Source data:
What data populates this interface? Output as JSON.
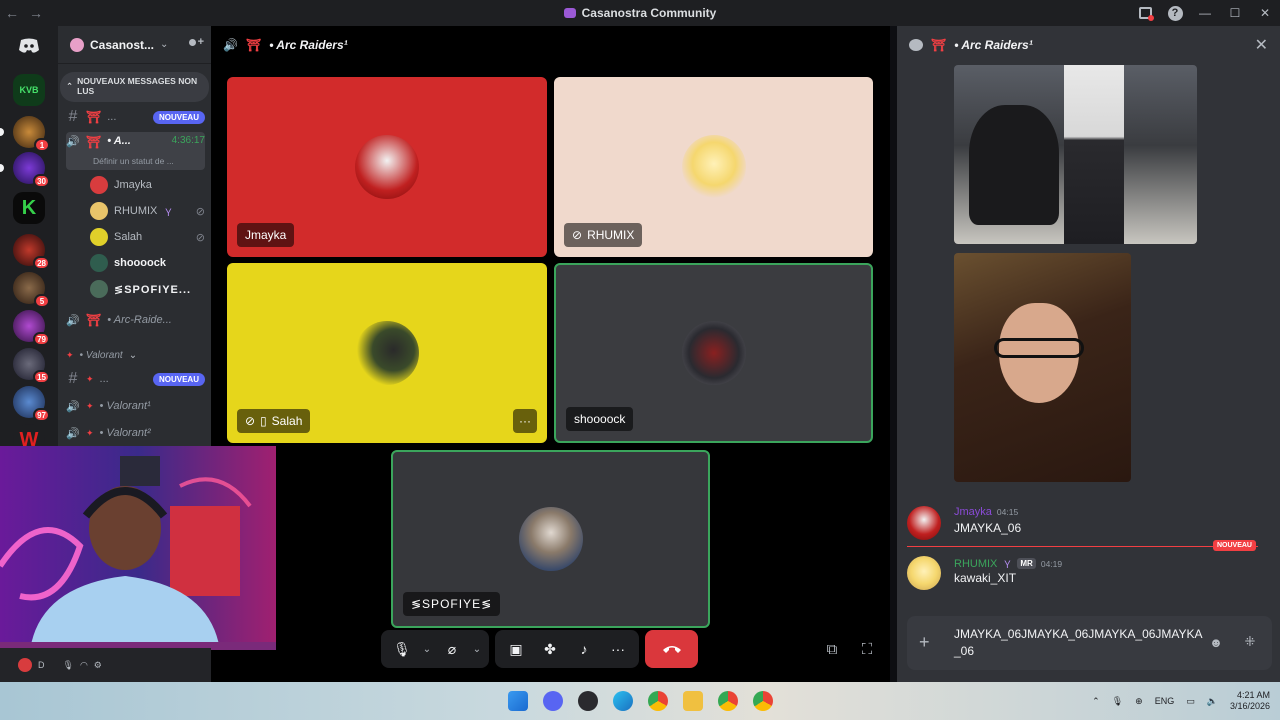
{
  "window": {
    "title": "Casanostra Community"
  },
  "server": {
    "name": "Casanost...",
    "new_messages_banner": "NOUVEAUX MESSAGES NON LUS"
  },
  "server_rail": {
    "home_label": "Discord",
    "servers": [
      {
        "name": "KVB",
        "badge": ""
      },
      {
        "name": "server-2",
        "badge": "1"
      },
      {
        "name": "server-3",
        "badge": "30"
      },
      {
        "name": "server-4",
        "badge": ""
      },
      {
        "name": "server-5",
        "badge": "28"
      },
      {
        "name": "server-6",
        "badge": "5"
      },
      {
        "name": "server-7",
        "badge": "79"
      },
      {
        "name": "server-8",
        "badge": "15"
      },
      {
        "name": "server-9",
        "badge": "97"
      }
    ]
  },
  "channels": {
    "row1": {
      "name": "...",
      "badge": "NOUVEAU"
    },
    "active_voice": {
      "name": "• A...",
      "timer": "4:36:17",
      "status": "Définir un statut de ..."
    },
    "voice_users": [
      {
        "name": "Jmayka",
        "color": "#d83c3e"
      },
      {
        "name": "RHUMIX",
        "color": "#e9c46a"
      },
      {
        "name": "Salah",
        "color": "#e0d02a"
      },
      {
        "name": "shoooock",
        "color": "#2f5d4e"
      },
      {
        "name": "≶SPOFIYE...",
        "color": "#4a6b5a"
      }
    ],
    "arc_raiders": "• Arc-Raide...",
    "category": "• Valorant",
    "valorant_text": {
      "name": "...",
      "badge": "NOUVEAU"
    },
    "valorant_voice_1": "• Valorant¹",
    "valorant_voice_2": "• Valorant²"
  },
  "call": {
    "channel_title": "• Arc Raiders¹",
    "tiles": [
      {
        "name": "Jmayka",
        "bg": "#d22b2b"
      },
      {
        "name": "RHUMIX",
        "bg": "#f0d9cc"
      },
      {
        "name": "Salah",
        "bg": "#e6d61b"
      },
      {
        "name": "shoooock",
        "bg": "#3b3c40"
      },
      {
        "name": "≶SPOFIYE≶",
        "bg": "#36373b"
      }
    ],
    "more_label": "···",
    "hangup_label": "Leave call"
  },
  "chat": {
    "title": "• Arc Raiders¹",
    "messages": [
      {
        "author": "Jmayka",
        "author_color": "#8a4bd6",
        "time": "04:15",
        "text": "JMAYKA_06"
      },
      {
        "author": "RHUMIX",
        "author_color": "#3ba55c",
        "tag": "MR",
        "time": "04:19",
        "text": "kawaki_XIT"
      }
    ],
    "new_divider": "NOUVEAU",
    "composer_text": "JMAYKA_06JMAYKA_06JMAYKA_06JMAYKA_06"
  },
  "user_bar": {
    "status_text": "D"
  },
  "taskbar": {
    "lang": "ENG",
    "time": "4:21 AM",
    "date": "3/16/2026"
  }
}
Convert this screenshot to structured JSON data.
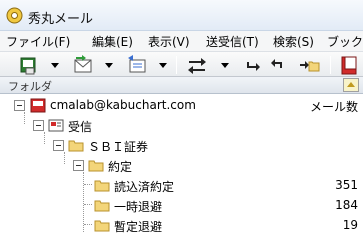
{
  "window": {
    "title": "秀丸メール",
    "icon": "hidemaru-mail-app-icon"
  },
  "menu": [
    {
      "label": "ファイル(F)"
    },
    {
      "label": "編集(E)"
    },
    {
      "label": "表示(V)"
    },
    {
      "label": "送受信(T)"
    },
    {
      "label": "検索(S)"
    },
    {
      "label": "ブック"
    }
  ],
  "toolbar": {
    "icons": [
      "receive-mail-icon",
      "dropdown-arrow-icon",
      "compose-mail-icon",
      "dropdown-arrow-icon",
      "reply-mail-icon",
      "dropdown-arrow-icon",
      "send-receive-icon",
      "dropdown-arrow-icon",
      "move-down-icon",
      "move-up-icon",
      "forward-folder-icon",
      "address-book-icon"
    ]
  },
  "folder_pane": {
    "label": "フォルダ"
  },
  "tree": {
    "account": {
      "label": "cmalab@kabuchart.com",
      "count_header": "メール数"
    },
    "items": [
      {
        "label": "受信",
        "count": ""
      },
      {
        "label": "ＳＢＩ証券",
        "count": ""
      },
      {
        "label": "約定",
        "count": ""
      },
      {
        "label": "読込済約定",
        "count": "351"
      },
      {
        "label": "一時退避",
        "count": "184"
      },
      {
        "label": "暫定退避",
        "count": "19"
      }
    ]
  },
  "colors": {
    "folder_yellow": "#f3d57a",
    "account_red": "#d12b2b",
    "titlebar": "#e2ebf6"
  }
}
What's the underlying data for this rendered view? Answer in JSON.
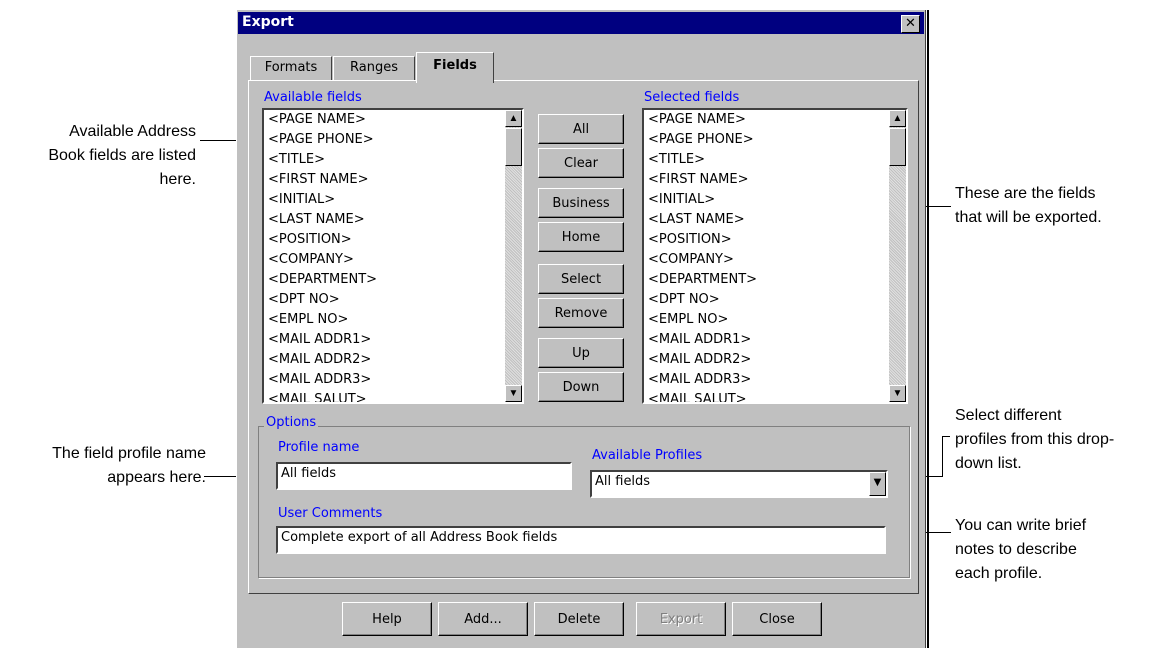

Given request: Quote the data above in full and without alteration; skip the pictures.

Completed exercise:
What data populates this interface? Output as JSON.
{
  "window": {
    "title": "Casanostra Community"
  },
  "server": {
    "name": "Casanost...",
    "new_messages_banner": "NOUVEAUX MESSAGES NON LUS"
  },
  "server_rail": {
    "home_label": "Discord",
    "servers": [
      {
        "name": "KVB",
        "badge": ""
      },
      {
        "name": "server-2",
        "badge": "1"
      },
      {
        "name": "server-3",
        "badge": "30"
      },
      {
        "name": "server-4",
        "badge": ""
      },
      {
        "name": "server-5",
        "badge": "28"
      },
      {
        "name": "server-6",
        "badge": "5"
      },
      {
        "name": "server-7",
        "badge": "79"
      },
      {
        "name": "server-8",
        "badge": "15"
      },
      {
        "name": "server-9",
        "badge": "97"
      }
    ]
  },
  "channels": {
    "row1": {
      "name": "...",
      "badge": "NOUVEAU"
    },
    "active_voice": {
      "name": "• A...",
      "timer": "4:36:17",
      "status": "Définir un statut de ..."
    },
    "voice_users": [
      {
        "name": "Jmayka",
        "color": "#d83c3e"
      },
      {
        "name": "RHUMIX",
        "color": "#e9c46a"
      },
      {
        "name": "Salah",
        "color": "#e0d02a"
      },
      {
        "name": "shoooock",
        "color": "#2f5d4e"
      },
      {
        "name": "≶SPOFIYE...",
        "color": "#4a6b5a"
      }
    ],
    "arc_raiders": "• Arc-Raide...",
    "category": "• Valorant",
    "valorant_text": {
      "name": "...",
      "badge": "NOUVEAU"
    },
    "valorant_voice_1": "• Valorant¹",
    "valorant_voice_2": "• Valorant²"
  },
  "call": {
    "channel_title": "• Arc Raiders¹",
    "tiles": [
      {
        "name": "Jmayka",
        "bg": "#d22b2b"
      },
      {
        "name": "RHUMIX",
        "bg": "#f0d9cc"
      },
      {
        "name": "Salah",
        "bg": "#e6d61b"
      },
      {
        "name": "shoooock",
        "bg": "#3b3c40"
      },
      {
        "name": "≶SPOFIYE≶",
        "bg": "#36373b"
      }
    ],
    "more_label": "···",
    "hangup_label": "Leave call"
  },
  "chat": {
    "title": "• Arc Raiders¹",
    "messages": [
      {
        "author": "Jmayka",
        "author_color": "#8a4bd6",
        "time": "04:15",
        "text": "JMAYKA_06"
      },
      {
        "author": "RHUMIX",
        "author_color": "#3ba55c",
        "tag": "MR",
        "time": "04:19",
        "text": "kawaki_XIT"
      }
    ],
    "new_divider": "NOUVEAU",
    "composer_text": "JMAYKA_06JMAYKA_06JMAYKA_06JMAYKA_06"
  },
  "user_bar": {
    "status_text": "D"
  },
  "taskbar": {
    "lang": "ENG",
    "time": "4:21 AM",
    "date": "3/16/2026"
  }
}
Convert this screenshot to structured JSON data.
{
  "window": {
    "title": "秀丸メール",
    "icon": "hidemaru-mail-app-icon"
  },
  "menu": [
    {
      "label": "ファイル(F)"
    },
    {
      "label": "編集(E)"
    },
    {
      "label": "表示(V)"
    },
    {
      "label": "送受信(T)"
    },
    {
      "label": "検索(S)"
    },
    {
      "label": "ブック"
    }
  ],
  "toolbar": {
    "icons": [
      "receive-mail-icon",
      "dropdown-arrow-icon",
      "compose-mail-icon",
      "dropdown-arrow-icon",
      "reply-mail-icon",
      "dropdown-arrow-icon",
      "send-receive-icon",
      "dropdown-arrow-icon",
      "move-down-icon",
      "move-up-icon",
      "forward-folder-icon",
      "address-book-icon"
    ]
  },
  "folder_pane": {
    "label": "フォルダ"
  },
  "tree": {
    "account": {
      "label": "cmalab@kabuchart.com",
      "count_header": "メール数"
    },
    "items": [
      {
        "label": "受信",
        "count": ""
      },
      {
        "label": "ＳＢＩ証券",
        "count": ""
      },
      {
        "label": "約定",
        "count": ""
      },
      {
        "label": "読込済約定",
        "count": "351"
      },
      {
        "label": "一時退避",
        "count": "184"
      },
      {
        "label": "暫定退避",
        "count": "19"
      }
    ]
  },
  "colors": {
    "folder_yellow": "#f3d57a",
    "account_red": "#d12b2b",
    "titlebar": "#e2ebf6"
  }
}
What's the underlying data for this rendered view? Answer in JSON.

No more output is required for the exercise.